Stated problem: Find every line in the records below that holds the word "wrench", and copy it out.

^^^^^^^^^^^^^^^^

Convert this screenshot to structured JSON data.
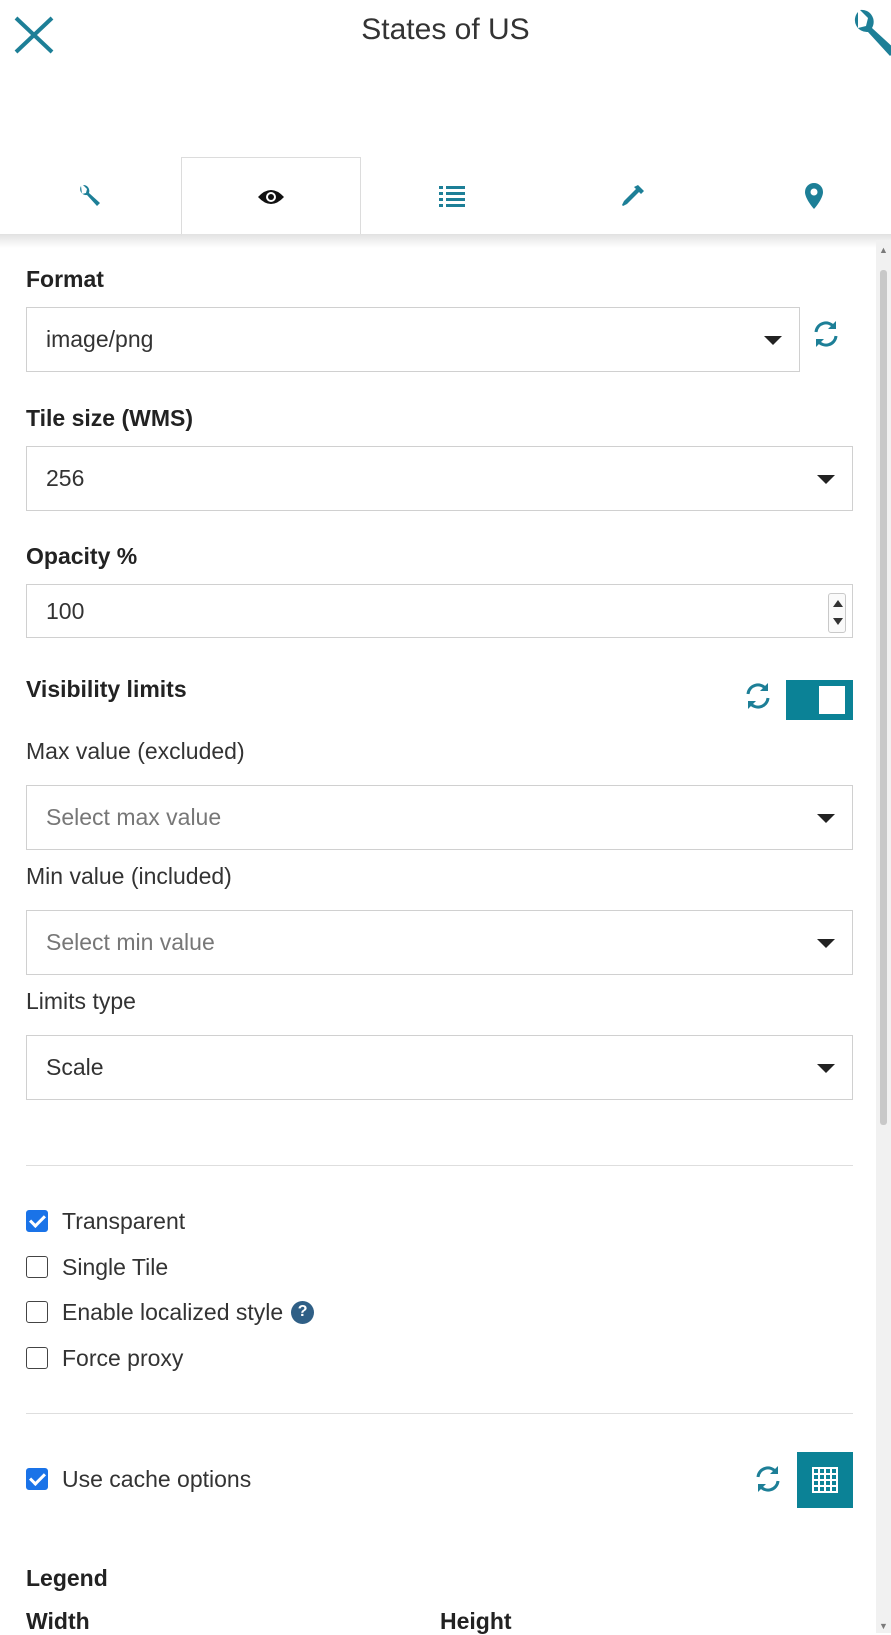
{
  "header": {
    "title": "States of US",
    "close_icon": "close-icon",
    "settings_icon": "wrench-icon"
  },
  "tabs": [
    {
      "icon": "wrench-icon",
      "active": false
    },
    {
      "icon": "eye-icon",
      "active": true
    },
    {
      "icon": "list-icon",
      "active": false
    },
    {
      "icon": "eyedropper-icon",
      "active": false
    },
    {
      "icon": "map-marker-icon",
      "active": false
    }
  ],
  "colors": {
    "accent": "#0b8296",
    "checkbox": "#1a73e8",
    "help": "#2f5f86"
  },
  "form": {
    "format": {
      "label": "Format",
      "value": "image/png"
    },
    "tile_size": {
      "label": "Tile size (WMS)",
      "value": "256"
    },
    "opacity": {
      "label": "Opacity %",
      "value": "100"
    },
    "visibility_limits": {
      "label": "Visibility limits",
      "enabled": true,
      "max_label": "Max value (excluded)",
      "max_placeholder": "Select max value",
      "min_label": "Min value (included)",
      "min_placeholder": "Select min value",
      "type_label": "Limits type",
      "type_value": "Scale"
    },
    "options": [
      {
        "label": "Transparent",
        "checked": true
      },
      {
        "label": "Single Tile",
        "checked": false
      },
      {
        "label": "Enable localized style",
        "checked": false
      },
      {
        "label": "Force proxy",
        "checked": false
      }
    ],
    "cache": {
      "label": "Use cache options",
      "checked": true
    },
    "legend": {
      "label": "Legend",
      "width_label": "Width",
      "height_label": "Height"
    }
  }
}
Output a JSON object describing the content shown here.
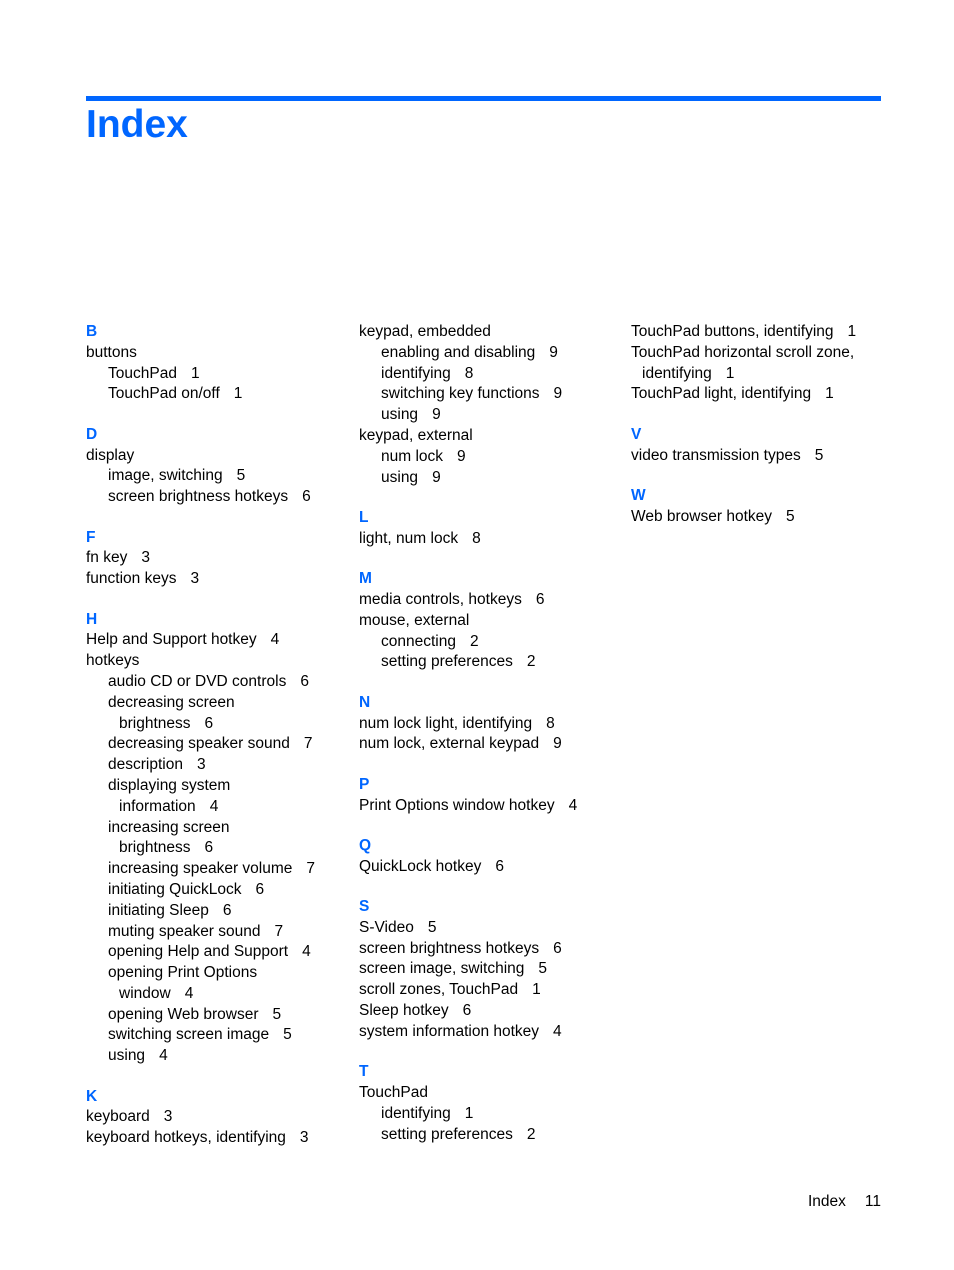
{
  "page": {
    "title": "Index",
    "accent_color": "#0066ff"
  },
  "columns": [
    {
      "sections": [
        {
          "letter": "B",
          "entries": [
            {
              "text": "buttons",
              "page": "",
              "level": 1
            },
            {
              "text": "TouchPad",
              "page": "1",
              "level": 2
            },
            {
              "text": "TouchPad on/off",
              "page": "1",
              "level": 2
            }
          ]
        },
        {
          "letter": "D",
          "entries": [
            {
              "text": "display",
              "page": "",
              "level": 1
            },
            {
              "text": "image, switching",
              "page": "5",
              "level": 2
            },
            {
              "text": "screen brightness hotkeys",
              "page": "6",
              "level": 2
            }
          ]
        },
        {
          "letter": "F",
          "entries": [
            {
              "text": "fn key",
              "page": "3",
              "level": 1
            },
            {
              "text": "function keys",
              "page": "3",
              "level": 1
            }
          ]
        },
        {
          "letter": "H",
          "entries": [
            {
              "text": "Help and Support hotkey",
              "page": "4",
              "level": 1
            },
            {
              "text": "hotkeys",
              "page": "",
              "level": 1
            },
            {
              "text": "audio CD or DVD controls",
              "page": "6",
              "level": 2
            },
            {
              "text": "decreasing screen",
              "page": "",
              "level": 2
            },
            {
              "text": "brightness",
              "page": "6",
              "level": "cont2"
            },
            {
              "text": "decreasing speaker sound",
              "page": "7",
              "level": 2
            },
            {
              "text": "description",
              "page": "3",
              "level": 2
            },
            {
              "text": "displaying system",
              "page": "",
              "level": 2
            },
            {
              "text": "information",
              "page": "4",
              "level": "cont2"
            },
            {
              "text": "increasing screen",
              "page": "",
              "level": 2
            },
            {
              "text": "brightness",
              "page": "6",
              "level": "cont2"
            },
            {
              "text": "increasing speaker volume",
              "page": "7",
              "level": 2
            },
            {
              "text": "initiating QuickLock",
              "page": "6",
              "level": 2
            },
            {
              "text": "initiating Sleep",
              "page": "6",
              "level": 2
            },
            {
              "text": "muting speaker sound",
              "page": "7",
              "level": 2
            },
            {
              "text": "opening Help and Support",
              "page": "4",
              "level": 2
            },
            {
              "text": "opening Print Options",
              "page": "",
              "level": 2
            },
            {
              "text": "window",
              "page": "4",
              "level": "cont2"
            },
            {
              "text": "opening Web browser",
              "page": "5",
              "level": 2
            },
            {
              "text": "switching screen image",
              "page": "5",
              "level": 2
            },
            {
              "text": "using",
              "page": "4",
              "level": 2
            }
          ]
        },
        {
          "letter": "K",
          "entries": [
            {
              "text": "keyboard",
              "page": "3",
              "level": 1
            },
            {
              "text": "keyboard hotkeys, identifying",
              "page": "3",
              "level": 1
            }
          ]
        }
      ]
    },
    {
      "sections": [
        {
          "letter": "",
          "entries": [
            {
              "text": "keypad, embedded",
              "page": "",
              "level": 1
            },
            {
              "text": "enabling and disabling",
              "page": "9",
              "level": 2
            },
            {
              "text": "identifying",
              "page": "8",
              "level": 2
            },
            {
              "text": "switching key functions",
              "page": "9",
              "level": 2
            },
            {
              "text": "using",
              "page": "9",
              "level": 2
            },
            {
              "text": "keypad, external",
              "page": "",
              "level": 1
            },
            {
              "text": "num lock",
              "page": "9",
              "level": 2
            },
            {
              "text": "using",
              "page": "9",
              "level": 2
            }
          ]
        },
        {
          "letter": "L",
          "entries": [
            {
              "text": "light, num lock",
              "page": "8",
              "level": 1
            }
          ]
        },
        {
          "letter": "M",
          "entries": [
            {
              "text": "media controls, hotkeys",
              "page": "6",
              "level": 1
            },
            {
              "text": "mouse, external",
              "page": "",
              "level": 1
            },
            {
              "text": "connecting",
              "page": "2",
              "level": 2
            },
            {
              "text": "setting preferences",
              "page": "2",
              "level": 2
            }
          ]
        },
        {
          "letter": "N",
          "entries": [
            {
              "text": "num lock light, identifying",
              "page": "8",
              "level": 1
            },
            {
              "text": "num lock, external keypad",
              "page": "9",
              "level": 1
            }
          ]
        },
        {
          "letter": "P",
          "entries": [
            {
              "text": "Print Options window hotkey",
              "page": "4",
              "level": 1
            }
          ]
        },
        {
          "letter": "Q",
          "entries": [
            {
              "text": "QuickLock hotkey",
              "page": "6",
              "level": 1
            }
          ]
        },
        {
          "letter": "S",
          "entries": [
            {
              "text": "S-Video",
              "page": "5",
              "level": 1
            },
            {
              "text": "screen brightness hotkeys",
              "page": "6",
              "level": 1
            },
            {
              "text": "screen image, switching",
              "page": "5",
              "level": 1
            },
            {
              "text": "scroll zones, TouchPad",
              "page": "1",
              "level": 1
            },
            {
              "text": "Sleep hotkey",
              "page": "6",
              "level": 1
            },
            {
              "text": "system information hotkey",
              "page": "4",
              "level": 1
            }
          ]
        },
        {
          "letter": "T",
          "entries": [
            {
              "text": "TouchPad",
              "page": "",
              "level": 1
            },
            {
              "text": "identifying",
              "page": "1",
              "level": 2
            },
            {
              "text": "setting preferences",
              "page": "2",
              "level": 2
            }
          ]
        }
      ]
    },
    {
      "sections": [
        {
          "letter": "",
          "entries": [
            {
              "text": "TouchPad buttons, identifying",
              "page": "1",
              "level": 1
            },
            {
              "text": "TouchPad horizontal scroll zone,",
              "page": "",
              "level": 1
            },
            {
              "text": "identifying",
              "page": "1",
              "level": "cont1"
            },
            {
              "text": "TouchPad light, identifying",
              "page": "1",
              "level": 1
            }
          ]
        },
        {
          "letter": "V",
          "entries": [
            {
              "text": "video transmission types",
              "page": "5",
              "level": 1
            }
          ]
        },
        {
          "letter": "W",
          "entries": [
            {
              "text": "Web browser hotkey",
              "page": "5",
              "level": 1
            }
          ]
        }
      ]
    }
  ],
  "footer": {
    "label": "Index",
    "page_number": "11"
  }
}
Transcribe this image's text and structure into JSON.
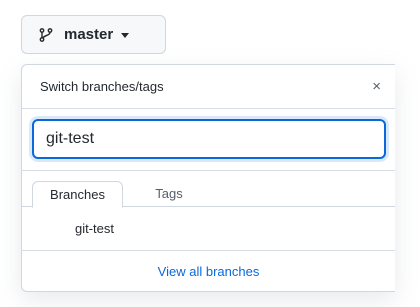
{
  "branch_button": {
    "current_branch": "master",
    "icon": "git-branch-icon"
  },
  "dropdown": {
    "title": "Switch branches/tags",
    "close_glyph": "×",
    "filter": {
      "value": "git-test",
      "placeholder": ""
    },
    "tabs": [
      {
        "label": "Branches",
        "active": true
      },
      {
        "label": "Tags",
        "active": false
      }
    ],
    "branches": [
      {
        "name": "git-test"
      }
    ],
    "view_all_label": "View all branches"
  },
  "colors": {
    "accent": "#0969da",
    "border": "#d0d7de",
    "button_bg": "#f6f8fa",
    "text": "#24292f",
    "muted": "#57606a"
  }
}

^^^^^^^^^^^^^^^^

Finished answer:
    "settings_icon": "wrench-icon"
      "icon": "wrench-icon",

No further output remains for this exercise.